Write out the listing beneath this instruction in its entirety, exactly as it reads.

***** Material shown

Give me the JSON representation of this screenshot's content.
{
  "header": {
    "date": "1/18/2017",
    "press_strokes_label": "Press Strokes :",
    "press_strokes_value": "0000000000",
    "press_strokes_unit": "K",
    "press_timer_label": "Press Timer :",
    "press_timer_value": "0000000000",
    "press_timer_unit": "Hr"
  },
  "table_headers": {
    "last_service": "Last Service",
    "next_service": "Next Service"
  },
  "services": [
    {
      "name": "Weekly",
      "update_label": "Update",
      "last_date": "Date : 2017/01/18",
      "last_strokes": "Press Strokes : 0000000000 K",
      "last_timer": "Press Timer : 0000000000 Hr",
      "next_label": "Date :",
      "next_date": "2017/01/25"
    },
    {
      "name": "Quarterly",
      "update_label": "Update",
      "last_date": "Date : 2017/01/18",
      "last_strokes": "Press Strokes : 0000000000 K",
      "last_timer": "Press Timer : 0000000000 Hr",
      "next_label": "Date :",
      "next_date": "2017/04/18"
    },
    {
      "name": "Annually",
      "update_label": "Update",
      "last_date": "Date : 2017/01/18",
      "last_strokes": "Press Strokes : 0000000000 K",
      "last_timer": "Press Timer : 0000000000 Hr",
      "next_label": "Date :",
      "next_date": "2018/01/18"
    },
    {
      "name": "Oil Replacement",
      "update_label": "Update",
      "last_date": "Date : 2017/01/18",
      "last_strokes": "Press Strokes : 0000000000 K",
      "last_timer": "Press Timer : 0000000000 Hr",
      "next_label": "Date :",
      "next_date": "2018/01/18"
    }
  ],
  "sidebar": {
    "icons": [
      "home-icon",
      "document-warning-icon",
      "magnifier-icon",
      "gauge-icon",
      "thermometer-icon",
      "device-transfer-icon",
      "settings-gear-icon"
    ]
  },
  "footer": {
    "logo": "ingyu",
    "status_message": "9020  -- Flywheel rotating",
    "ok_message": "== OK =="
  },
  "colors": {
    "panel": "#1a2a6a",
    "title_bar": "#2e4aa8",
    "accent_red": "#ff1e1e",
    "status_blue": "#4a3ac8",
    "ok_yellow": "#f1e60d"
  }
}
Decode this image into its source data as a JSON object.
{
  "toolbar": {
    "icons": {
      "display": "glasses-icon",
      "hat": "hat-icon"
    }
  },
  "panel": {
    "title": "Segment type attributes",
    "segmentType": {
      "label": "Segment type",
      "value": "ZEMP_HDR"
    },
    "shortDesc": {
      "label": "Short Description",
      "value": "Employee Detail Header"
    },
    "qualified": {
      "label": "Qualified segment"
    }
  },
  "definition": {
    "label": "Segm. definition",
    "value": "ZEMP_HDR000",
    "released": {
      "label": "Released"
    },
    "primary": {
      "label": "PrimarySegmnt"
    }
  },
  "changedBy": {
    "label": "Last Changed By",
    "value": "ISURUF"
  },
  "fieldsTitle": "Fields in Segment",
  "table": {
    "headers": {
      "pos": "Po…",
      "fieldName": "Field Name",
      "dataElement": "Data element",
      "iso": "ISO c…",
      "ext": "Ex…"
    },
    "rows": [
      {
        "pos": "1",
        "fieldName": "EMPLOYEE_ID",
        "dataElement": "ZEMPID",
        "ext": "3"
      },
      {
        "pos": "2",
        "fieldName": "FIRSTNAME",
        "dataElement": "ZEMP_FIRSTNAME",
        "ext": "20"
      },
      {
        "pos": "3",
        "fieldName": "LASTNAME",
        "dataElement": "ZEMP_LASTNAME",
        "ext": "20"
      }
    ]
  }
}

**********

* [Answer to this task]
Give me the JSON representation of this screenshot's content.
{
  "header": {
    "date": "1/18/2017",
    "press_strokes_label": "Press Strokes :",
    "press_strokes_value": "0000000000",
    "press_strokes_unit": "K",
    "press_timer_label": "Press Timer :",
    "press_timer_value": "0000000000",
    "press_timer_unit": "Hr"
  },
  "table_headers": {
    "last_service": "Last Service",
    "next_service": "Next Service"
  },
  "services": [
    {
      "name": "Weekly",
      "update_label": "Update",
      "last_date": "Date : 2017/01/18",
      "last_strokes": "Press Strokes : 0000000000 K",
      "last_timer": "Press Timer : 0000000000 Hr",
      "next_label": "Date :",
      "next_date": "2017/01/25"
    },
    {
      "name": "Quarterly",
      "update_label": "Update",
      "last_date": "Date : 2017/01/18",
      "last_strokes": "Press Strokes : 0000000000 K",
      "last_timer": "Press Timer : 0000000000 Hr",
      "next_label": "Date :",
      "next_date": "2017/04/18"
    },
    {
      "name": "Annually",
      "update_label": "Update",
      "last_date": "Date : 2017/01/18",
      "last_strokes": "Press Strokes : 0000000000 K",
      "last_timer": "Press Timer : 0000000000 Hr",
      "next_label": "Date :",
      "next_date": "2018/01/18"
    },
    {
      "name": "Oil Replacement",
      "update_label": "Update",
      "last_date": "Date : 2017/01/18",
      "last_strokes": "Press Strokes : 0000000000 K",
      "last_timer": "Press Timer : 0000000000 Hr",
      "next_label": "Date :",
      "next_date": "2018/01/18"
    }
  ],
  "sidebar": {
    "icons": [
      "home-icon",
      "document-warning-icon",
      "magnifier-icon",
      "gauge-icon",
      "thermometer-icon",
      "device-transfer-icon",
      "settings-gear-icon"
    ]
  },
  "footer": {
    "logo": "ingyu",
    "status_message": "9020  -- Flywheel rotating",
    "ok_message": "== OK =="
  },
  "colors": {
    "panel": "#1a2a6a",
    "title_bar": "#2e4aa8",
    "accent_red": "#ff1e1e",
    "status_blue": "#4a3ac8",
    "ok_yellow": "#f1e60d"
  }
}
Decode this image into its source data as a JSON object.
{
  "toolbar": {
    "icons": {
      "display": "glasses-icon",
      "hat": "hat-icon"
    }
  },
  "panel": {
    "title": "Segment type attributes",
    "segmentType": {
      "label": "Segment type",
      "value": "ZEMP_HDR"
    },
    "shortDesc": {
      "label": "Short Description",
      "value": "Employee Detail Header"
    },
    "qualified": {
      "label": "Qualified segment"
    }
  },
  "definition": {
    "label": "Segm. definition",
    "value": "ZEMP_HDR000",
    "released": {
      "label": "Released"
    },
    "primary": {
      "label": "PrimarySegmnt"
    }
  },
  "changedBy": {
    "label": "Last Changed By",
    "value": "ISURUF"
  },
  "fieldsTitle": "Fields in Segment",
  "table": {
    "headers": {
      "pos": "Po…",
      "fieldName": "Field Name",
      "dataElement": "Data element",
      "iso": "ISO c…",
      "ext": "Ex…"
    },
    "rows": [
      {
        "pos": "1",
        "fieldName": "EMPLOYEE_ID",
        "dataElement": "ZEMPID",
        "ext": "3"
      },
      {
        "pos": "2",
        "fieldName": "FIRSTNAME",
        "dataElement": "ZEMP_FIRSTNAME",
        "ext": "20"
      },
      {
        "pos": "3",
        "fieldName": "LASTNAME",
        "dataElement": "ZEMP_LASTNAME",
        "ext": "20"
      }
    ]
  }
}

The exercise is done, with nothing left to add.